→ Objetivo
Transcreva sem nenhuma alteração as linhas dos dados, começando pela que contém "676, 531, 698]" e seguindo até a que contém "767, 556, 785]", com as duas incluídas.

→ Registros de layout
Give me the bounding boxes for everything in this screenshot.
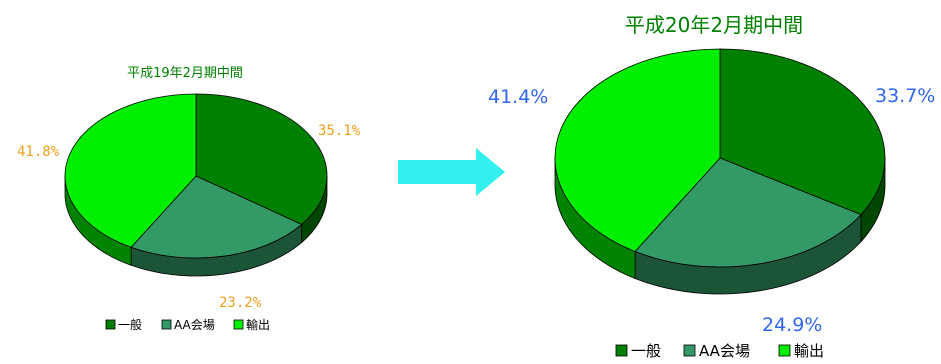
pie-slice-ippan bbox=[719, 48, 886, 216]
value-label-aa-2007: 23.2% bbox=[219, 295, 262, 311]
right-arrow-icon bbox=[398, 148, 505, 196]
legend-label-export: 輸出 bbox=[246, 317, 270, 332]
pie-2008 bbox=[554, 48, 886, 295]
legend-swatch-aa bbox=[161, 319, 172, 330]
pie-slice-aa-kaijo bbox=[634, 157, 862, 268]
value-label-export-2007: 41.8% bbox=[17, 144, 60, 160]
chart-title-2007: 平成19年2月期中間 bbox=[127, 66, 243, 81]
legend-label-ippan: 一般 bbox=[118, 317, 142, 332]
pie-slice-aa-kaijo bbox=[130, 175, 303, 259]
legend-label-export: 輸出 bbox=[794, 342, 824, 360]
value-label-ippan-2008: 33.7% bbox=[875, 85, 935, 107]
value-label-aa-2008: 24.9% bbox=[762, 314, 822, 336]
pie-chart-2007: 平成19年2月期中間 35.1% 23.2% 41.8% 一般 AA会場 輸出 bbox=[17, 66, 361, 332]
pie-chart-2008: 平成20年2月期中間 33.7% 24.9% 41.4% 一般 AA会場 輸出 bbox=[488, 13, 935, 360]
pie-slice-export bbox=[64, 93, 197, 248]
chart-title-2008: 平成20年2月期中間 bbox=[625, 13, 803, 37]
pie-2007 bbox=[64, 93, 328, 277]
legend-label-aa: AA会場 bbox=[699, 342, 750, 360]
pie-slice-ippan bbox=[195, 93, 328, 225]
legend-swatch-ippan bbox=[105, 319, 116, 330]
legend-swatch-aa bbox=[683, 344, 696, 357]
value-label-export-2008: 41.4% bbox=[488, 86, 548, 108]
legend-swatch-export bbox=[233, 319, 244, 330]
legend-swatch-export bbox=[778, 344, 791, 357]
value-label-ippan-2007: 35.1% bbox=[318, 123, 361, 139]
legend-2008: 一般 AA会場 輸出 bbox=[615, 342, 824, 360]
legend-swatch-ippan bbox=[615, 344, 628, 357]
legend-label-ippan: 一般 bbox=[631, 342, 661, 360]
legend-label-aa: AA会場 bbox=[174, 318, 215, 332]
pie-slice-export bbox=[554, 48, 721, 252]
legend-2007: 一般 AA会場 輸出 bbox=[105, 317, 270, 332]
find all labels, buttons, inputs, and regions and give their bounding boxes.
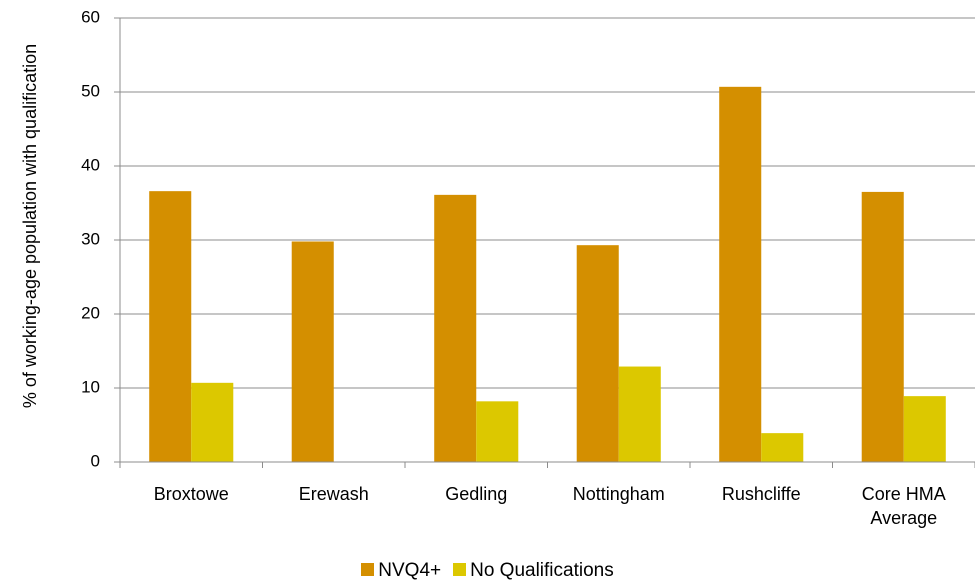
y-tick-label: 0	[91, 451, 100, 470]
legend: NVQ4+ No Qualifications	[0, 560, 975, 582]
y-tick-label: 10	[81, 377, 100, 396]
legend-swatch	[361, 563, 375, 576]
bar	[861, 191, 904, 462]
y-tick-label: 50	[81, 81, 100, 100]
bar	[291, 241, 334, 462]
bar	[719, 86, 762, 462]
x-tick-label: Erewash	[298, 484, 369, 504]
x-tick-label: Nottingham	[572, 484, 665, 504]
legend-label: No Qualifications	[470, 560, 614, 581]
y-axis-label: % of working-age population with qualifi…	[20, 43, 40, 409]
bar	[149, 191, 192, 462]
x-tick-label: Rushcliffe	[721, 484, 801, 504]
bar	[476, 401, 519, 462]
bar	[903, 396, 946, 462]
y-tick-label: 60	[81, 7, 100, 26]
legend-item: NVQ4+	[361, 560, 441, 582]
bar	[618, 366, 661, 462]
y-tick-label: 20	[81, 303, 100, 322]
y-tick-label: 30	[81, 229, 100, 248]
bar	[191, 382, 234, 462]
legend-swatch	[453, 563, 467, 576]
legend-item: No Qualifications	[453, 560, 614, 582]
bar	[761, 433, 804, 462]
x-tick-label: Broxtowe	[153, 484, 229, 504]
bar	[434, 194, 477, 463]
x-tick-label: Gedling	[445, 484, 508, 504]
y-tick-label: 40	[81, 155, 100, 174]
legend-label: NVQ4+	[378, 560, 442, 581]
x-tick-label: Core HMA Average	[861, 484, 946, 528]
bar	[576, 245, 619, 462]
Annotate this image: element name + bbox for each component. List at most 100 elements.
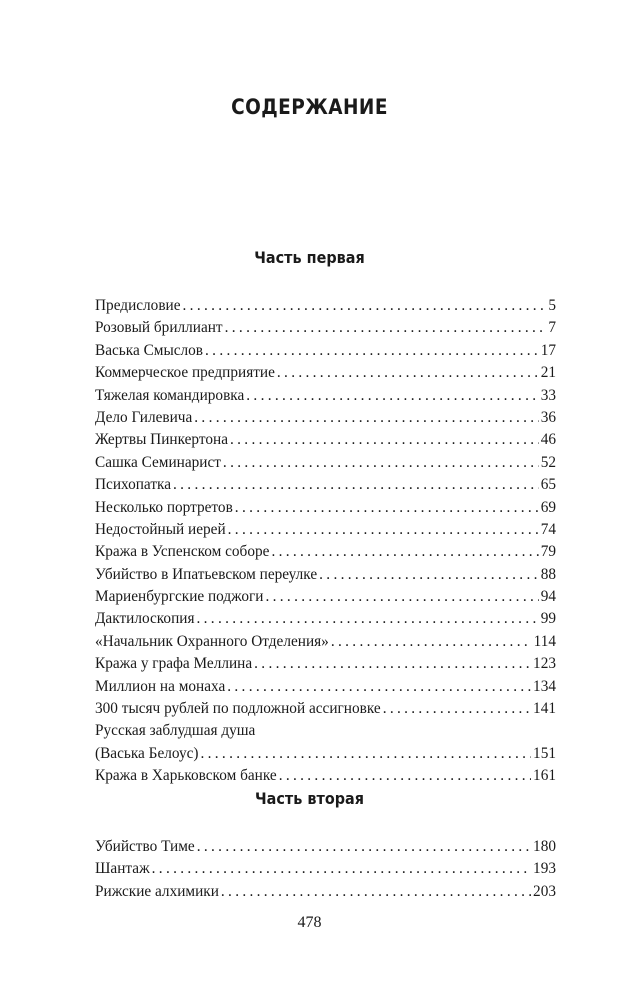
dot-leader	[227, 676, 531, 698]
toc-entry-title: Несколько портретов	[95, 498, 233, 516]
toc-entry-title: «Начальник Охранного Отделения»	[95, 632, 329, 650]
toc-entry-title: Кража у графа Меллина	[95, 655, 253, 673]
toc-entry: Сашка Семинарист 52	[95, 452, 556, 474]
toc-entry: Дело Гилевича 36	[95, 407, 556, 429]
toc-entry-title: Коммерческое предприятие	[95, 364, 275, 382]
toc-entry-page: 99	[540, 610, 556, 628]
toc-entry-page: 161	[533, 767, 556, 785]
toc-entry-page: 114	[533, 632, 556, 650]
toc-entry-page: 17	[540, 341, 556, 359]
toc-list-part-2: Убийство Тиме 180 Шантаж 193 Рижские алхимик…	[95, 836, 556, 903]
dot-leader	[265, 586, 538, 608]
dot-leader	[230, 429, 539, 451]
toc-entry: Убийство в Ипатьевском переулке 88	[95, 564, 556, 586]
toc-entry-title: Жертвы Пинкертона	[95, 431, 228, 449]
toc-list-part-1: Предисловие 5 Розовый бриллиант 7 Васька Смы…	[95, 295, 556, 788]
dot-leader	[197, 608, 539, 630]
toc-entry: 300 тысяч рублей по подложной ассигновке…	[95, 698, 556, 720]
toc-entry-page: 203	[533, 882, 556, 900]
dot-leader	[152, 858, 531, 880]
toc-entry-page: 123	[533, 655, 556, 673]
toc-entry: Коммерческое предприятие 21	[95, 362, 556, 384]
toc-entry-title: Кража в Успенском соборе	[95, 543, 270, 561]
dot-leader	[319, 564, 539, 586]
dot-leader	[221, 881, 531, 903]
toc-entry-title: (Васька Белоус)	[95, 744, 199, 762]
toc-entry-title: Русская заблудшая душа	[95, 722, 256, 740]
dot-leader	[254, 653, 531, 675]
toc-entry: Дактилоскопия 99	[95, 608, 556, 630]
toc-entry: (Васька Белоус) 151	[95, 743, 556, 765]
toc-entry: Убийство Тиме 180	[95, 836, 556, 858]
toc-entry-page: 7	[548, 319, 556, 337]
toc-entry: Миллион на монаха 134	[95, 676, 556, 698]
dot-leader	[200, 743, 531, 765]
toc-entry: Васька Смыслов 17	[95, 340, 556, 362]
toc-entry: Недостойный иерей 74	[95, 519, 556, 541]
dot-leader	[331, 631, 532, 653]
toc-entry-page: 141	[533, 700, 556, 718]
toc-entry-title: Розовый бриллиант	[95, 319, 223, 337]
toc-entry: Психопатка 65	[95, 474, 556, 496]
toc-entry-title: Убийство в Ипатьевском переулке	[95, 565, 318, 583]
toc-entry-title: Психопатка	[95, 476, 171, 494]
toc-entry: Русская заблудшая душа	[95, 720, 556, 742]
toc-entry: Жертвы Пинкертона 46	[95, 429, 556, 451]
part-heading-1: Часть первая	[254, 248, 365, 267]
toc-entry: Предисловие 5	[95, 295, 556, 317]
dot-leader	[271, 541, 538, 563]
dot-leader	[194, 407, 538, 429]
toc-entry: «Начальник Охранного Отделения» 114	[95, 631, 556, 653]
toc-entry-title: Дело Гилевича	[95, 408, 193, 426]
dot-leader	[205, 340, 539, 362]
toc-entry-page: 46	[540, 431, 556, 449]
toc-entry-title: 300 тысяч рублей по подложной ассигновке	[95, 700, 381, 718]
dot-leader	[279, 765, 531, 787]
toc-entry-title: Рижские алхимики	[95, 882, 219, 900]
toc-entry: Розовый бриллиант 7	[95, 317, 556, 339]
toc-entry-title: Мариенбургские поджоги	[95, 588, 264, 606]
toc-entry-title: Миллион на монаха	[95, 677, 226, 695]
toc-entry: Несколько портретов 69	[95, 497, 556, 519]
toc-entry: Рижские алхимики 203	[95, 881, 556, 903]
dot-leader	[225, 317, 547, 339]
toc-entry: Мариенбургские поджоги 94	[95, 586, 556, 608]
toc-entry-page: 5	[548, 297, 556, 314]
toc-entry-title: Кража в Харьковском банке	[95, 767, 277, 785]
dot-leader	[235, 497, 539, 519]
dot-leader	[223, 452, 539, 474]
toc-entry-page: 65	[540, 476, 556, 494]
toc-entry: Шантаж 193	[95, 858, 556, 880]
toc-entry-page: 36	[540, 408, 556, 426]
part-heading-2: Часть вторая	[255, 789, 364, 808]
toc-entry-page: 69	[540, 498, 556, 516]
toc-entry-page: 33	[540, 386, 556, 404]
toc-entry-title: Тяжелая командировка	[95, 386, 245, 404]
toc-entry-title: Недостойный иерей	[95, 520, 226, 538]
page-number: 478	[297, 914, 322, 931]
toc-entry-page: 88	[540, 565, 556, 583]
dot-leader	[173, 474, 539, 496]
toc-entry: Кража у графа Меллина 123	[95, 653, 556, 675]
dot-leader	[197, 836, 531, 858]
toc-entry-title: Предисловие	[95, 297, 181, 314]
toc-entry: Тяжелая командировка 33	[95, 385, 556, 407]
toc-entry-page: 79	[540, 543, 556, 561]
dot-leader	[183, 295, 547, 317]
dot-leader	[277, 362, 539, 384]
toc-entry-page: 21	[540, 364, 556, 382]
toc-entry: Кража в Успенском соборе 79	[95, 541, 556, 563]
toc-entry-title: Васька Смыслов	[95, 341, 204, 359]
toc-entry-page: 134	[533, 677, 556, 695]
toc-entry-page: 151	[533, 744, 556, 762]
toc-entry-title: Убийство Тиме	[95, 838, 195, 855]
toc-entry-page: 94	[540, 588, 556, 606]
toc-entry: Кража в Харьковском банке 161	[95, 765, 556, 787]
dot-leader	[383, 698, 531, 720]
dot-leader	[228, 519, 539, 541]
toc-entry-title: Дактилоскопия	[95, 610, 195, 628]
toc-entry-page: 74	[540, 520, 556, 538]
toc-entry-title: Сашка Семинарист	[95, 453, 221, 471]
toc-entry-page: 193	[533, 860, 556, 878]
toc-entry-title: Шантаж	[95, 860, 150, 878]
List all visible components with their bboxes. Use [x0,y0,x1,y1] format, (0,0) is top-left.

→ Resposta
dot-leader	[227, 676, 531, 698]
toc-entry-title: Несколько портретов	[95, 498, 233, 516]
toc-entry-title: «Начальник Охранного Отделения»	[95, 632, 329, 650]
toc-entry-title: Кража у графа Меллина	[95, 655, 253, 673]
toc-entry: Сашка Семинарист 52	[95, 452, 556, 474]
toc-entry: Дело Гилевича 36	[95, 407, 556, 429]
toc-entry-title: Коммерческое предприятие	[95, 364, 275, 382]
toc-entry-page: 99	[540, 610, 556, 628]
toc-entry-page: 161	[533, 767, 556, 785]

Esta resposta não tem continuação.